>> Begin RECORDS PROVIDED
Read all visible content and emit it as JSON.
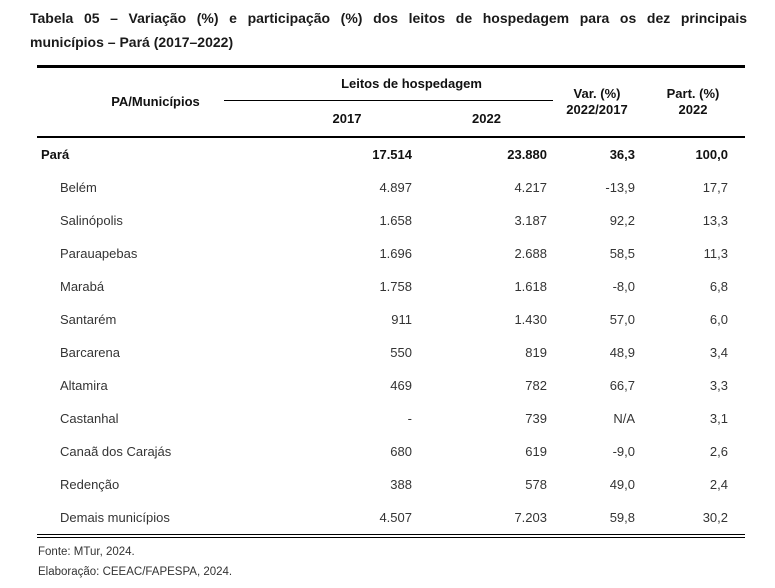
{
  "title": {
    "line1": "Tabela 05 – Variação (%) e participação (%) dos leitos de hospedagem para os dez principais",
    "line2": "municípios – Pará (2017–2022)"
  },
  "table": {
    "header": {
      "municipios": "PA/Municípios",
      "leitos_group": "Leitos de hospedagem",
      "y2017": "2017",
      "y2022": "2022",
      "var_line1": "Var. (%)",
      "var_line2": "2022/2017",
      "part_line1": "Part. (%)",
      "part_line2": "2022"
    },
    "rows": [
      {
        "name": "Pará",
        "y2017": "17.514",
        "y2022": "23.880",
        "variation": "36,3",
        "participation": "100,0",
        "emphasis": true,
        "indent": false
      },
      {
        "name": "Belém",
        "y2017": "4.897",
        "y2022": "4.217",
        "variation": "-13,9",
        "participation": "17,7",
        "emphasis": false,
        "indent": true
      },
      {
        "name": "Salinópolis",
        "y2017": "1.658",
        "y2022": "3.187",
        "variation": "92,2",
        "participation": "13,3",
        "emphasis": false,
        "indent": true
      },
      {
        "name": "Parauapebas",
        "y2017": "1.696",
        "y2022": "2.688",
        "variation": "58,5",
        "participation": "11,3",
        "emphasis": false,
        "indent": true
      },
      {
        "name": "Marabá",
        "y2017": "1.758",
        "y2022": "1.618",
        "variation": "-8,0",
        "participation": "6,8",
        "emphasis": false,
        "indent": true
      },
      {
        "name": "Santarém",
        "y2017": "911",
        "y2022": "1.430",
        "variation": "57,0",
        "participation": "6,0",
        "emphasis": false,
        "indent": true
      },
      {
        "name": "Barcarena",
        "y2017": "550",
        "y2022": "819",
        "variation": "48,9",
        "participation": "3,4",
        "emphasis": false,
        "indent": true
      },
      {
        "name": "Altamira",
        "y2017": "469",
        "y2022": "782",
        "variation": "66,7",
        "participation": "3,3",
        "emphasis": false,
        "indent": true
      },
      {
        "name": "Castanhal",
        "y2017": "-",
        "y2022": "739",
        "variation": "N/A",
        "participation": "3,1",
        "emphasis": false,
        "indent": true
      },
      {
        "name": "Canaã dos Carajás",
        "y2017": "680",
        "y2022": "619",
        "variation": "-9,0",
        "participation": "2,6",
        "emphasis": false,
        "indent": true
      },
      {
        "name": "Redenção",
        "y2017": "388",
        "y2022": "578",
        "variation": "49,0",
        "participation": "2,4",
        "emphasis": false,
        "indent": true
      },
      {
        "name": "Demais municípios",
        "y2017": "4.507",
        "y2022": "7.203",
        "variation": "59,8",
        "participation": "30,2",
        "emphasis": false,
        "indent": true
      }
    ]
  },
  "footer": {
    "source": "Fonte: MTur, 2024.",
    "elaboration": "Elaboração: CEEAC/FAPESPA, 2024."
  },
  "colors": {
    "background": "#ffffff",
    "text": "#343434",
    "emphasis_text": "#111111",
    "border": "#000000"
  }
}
>> End RECORDS PROVIDED
OBJECTIVE -
Consider the entries above and return each line with the string "participation".

RESULT BELOW -
        "participation": "100,0",
        "participation": "17,7",
        "participation": "13,3",
        "participation": "11,3",
        "participation": "6,8",
        "participation": "6,0",
        "participation": "3,4",
        "participation": "3,3",
        "participation": "3,1",
        "participation": "2,6",
        "participation": "2,4",
        "participation": "30,2",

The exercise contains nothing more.